=== DATA LISTING ===
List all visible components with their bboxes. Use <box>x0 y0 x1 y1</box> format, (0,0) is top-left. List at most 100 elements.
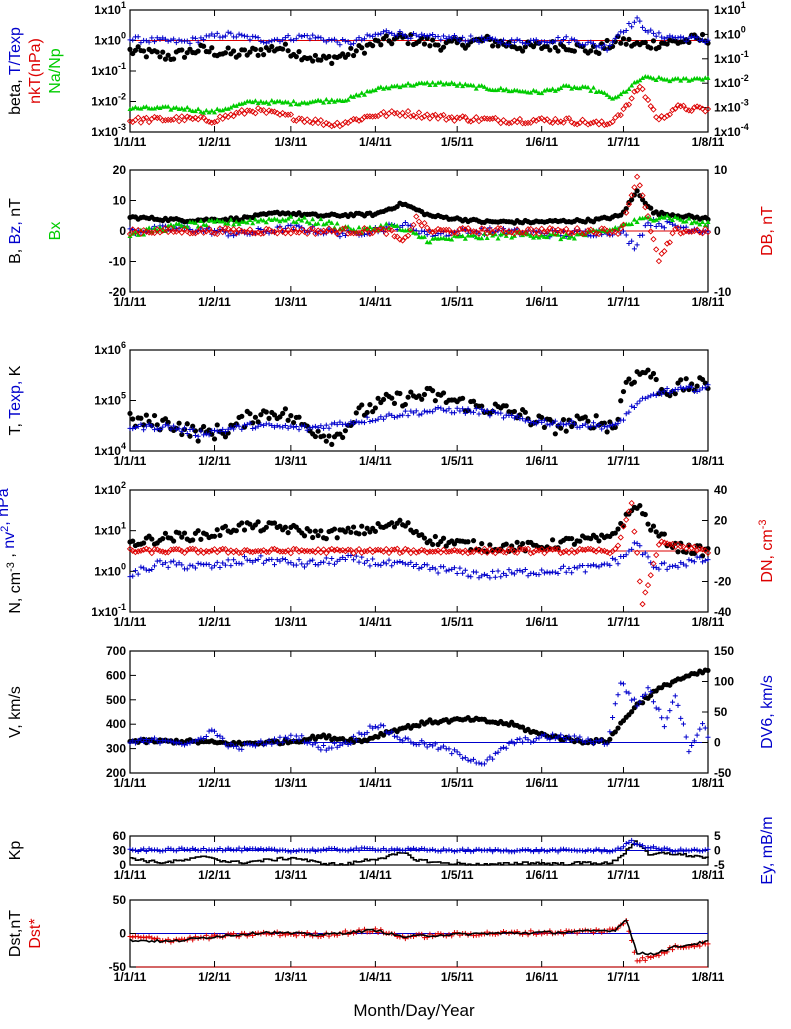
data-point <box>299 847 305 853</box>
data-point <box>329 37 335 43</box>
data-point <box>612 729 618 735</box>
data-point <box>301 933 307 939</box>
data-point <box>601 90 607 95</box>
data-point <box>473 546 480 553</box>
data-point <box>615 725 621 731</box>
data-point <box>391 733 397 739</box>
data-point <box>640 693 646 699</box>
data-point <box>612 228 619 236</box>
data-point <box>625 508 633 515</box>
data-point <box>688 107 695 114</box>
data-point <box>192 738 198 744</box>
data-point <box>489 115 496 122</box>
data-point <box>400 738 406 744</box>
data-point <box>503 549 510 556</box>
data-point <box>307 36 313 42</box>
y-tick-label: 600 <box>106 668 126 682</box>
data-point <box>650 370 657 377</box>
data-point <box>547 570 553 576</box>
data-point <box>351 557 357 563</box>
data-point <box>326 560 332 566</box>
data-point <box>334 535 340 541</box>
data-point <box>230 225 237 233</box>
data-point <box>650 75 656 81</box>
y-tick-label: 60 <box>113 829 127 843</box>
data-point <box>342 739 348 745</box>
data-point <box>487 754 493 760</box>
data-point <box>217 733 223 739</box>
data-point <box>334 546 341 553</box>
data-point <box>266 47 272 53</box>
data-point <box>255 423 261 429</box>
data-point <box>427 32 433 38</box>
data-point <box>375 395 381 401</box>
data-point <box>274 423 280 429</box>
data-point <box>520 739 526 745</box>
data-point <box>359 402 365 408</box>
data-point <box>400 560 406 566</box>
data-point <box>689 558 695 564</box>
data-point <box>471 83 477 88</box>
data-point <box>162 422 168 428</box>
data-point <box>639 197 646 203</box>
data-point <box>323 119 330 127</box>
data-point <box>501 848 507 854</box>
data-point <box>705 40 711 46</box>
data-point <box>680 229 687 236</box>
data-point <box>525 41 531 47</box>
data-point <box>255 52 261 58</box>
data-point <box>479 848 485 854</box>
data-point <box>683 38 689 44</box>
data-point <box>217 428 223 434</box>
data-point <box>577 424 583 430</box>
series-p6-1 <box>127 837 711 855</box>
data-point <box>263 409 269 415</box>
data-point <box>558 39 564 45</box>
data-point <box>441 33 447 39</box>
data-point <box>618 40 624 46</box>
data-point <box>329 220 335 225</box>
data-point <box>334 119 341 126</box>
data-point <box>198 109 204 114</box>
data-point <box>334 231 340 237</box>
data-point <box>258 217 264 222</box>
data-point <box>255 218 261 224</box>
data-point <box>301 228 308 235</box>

=== WHAT THE TASK ASKS ===
Please return each line from the entries above that contains the string "tick".

=== REPLY TO THE EXERCISE ===
y-tick-label: 600 <box>106 668 126 682</box>
y-tick-label: 60 <box>113 829 127 843</box>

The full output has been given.